Copy every line, leaving nothing out and adding nothing.
** BEGIN INPUT ROWS **
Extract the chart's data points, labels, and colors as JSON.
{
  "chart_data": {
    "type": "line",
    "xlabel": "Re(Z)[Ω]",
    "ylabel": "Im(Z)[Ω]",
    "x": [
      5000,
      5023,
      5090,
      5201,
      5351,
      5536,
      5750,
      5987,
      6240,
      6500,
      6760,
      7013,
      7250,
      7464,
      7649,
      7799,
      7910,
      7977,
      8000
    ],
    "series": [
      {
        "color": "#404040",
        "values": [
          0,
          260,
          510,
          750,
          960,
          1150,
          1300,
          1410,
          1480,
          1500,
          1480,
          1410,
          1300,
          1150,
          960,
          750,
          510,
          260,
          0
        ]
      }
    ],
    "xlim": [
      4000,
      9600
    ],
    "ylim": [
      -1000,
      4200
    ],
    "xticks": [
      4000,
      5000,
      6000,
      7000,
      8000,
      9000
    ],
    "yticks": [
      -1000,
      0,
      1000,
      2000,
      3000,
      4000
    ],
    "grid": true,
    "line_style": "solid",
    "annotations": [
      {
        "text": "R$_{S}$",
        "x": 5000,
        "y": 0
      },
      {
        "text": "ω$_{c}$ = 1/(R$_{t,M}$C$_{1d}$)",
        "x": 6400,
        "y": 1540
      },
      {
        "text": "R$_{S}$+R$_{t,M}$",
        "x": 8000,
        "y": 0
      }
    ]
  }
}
** END INPUT ROWS **
REPLY TO THE EXERCISE
Extract the chart's data points, labels, and colors as JSON.
{
  "chart_data": {
    "type": "line",
    "xlabel": "Re(Z)[Ω]",
    "ylabel": "Im(Z)[Ω]",
    "x": [
      5000,
      5023,
      5090,
      5201,
      5351,
      5536,
      5750,
      5987,
      6240,
      6500,
      6760,
      7013,
      7250,
      7464,
      7649,
      7799,
      7910,
      7977,
      8000
    ],
    "series": [
      {
        "color": "#404040",
        "values": [
          0,
          260,
          510,
          750,
          960,
          1150,
          1300,
          1410,
          1480,
          1500,
          1480,
          1410,
          1300,
          1150,
          960,
          750,
          510,
          260,
          0
        ]
      }
    ],
    "xlim": [
      4000,
      9600
    ],
    "ylim": [
      -1000,
      4200
    ],
    "xticks": [
      4000,
      5000,
      6000,
      7000,
      8000,
      9000
    ],
    "yticks": [
      -1000,
      0,
      1000,
      2000,
      3000,
      4000
    ],
    "grid": true,
    "line_style": "solid",
    "annotations": [
      {
        "text": "R$_{S}$",
        "x": 5000,
        "y": 0
      },
      {
        "text": "ω$_{c}$ = 1/(R$_{t,M}$C$_{1d}$)",
        "x": 6400,
        "y": 1540
      },
      {
        "text": "R$_{S}$+R$_{t,M}$",
        "x": 8000,
        "y": 0
      }
    ]
  }
}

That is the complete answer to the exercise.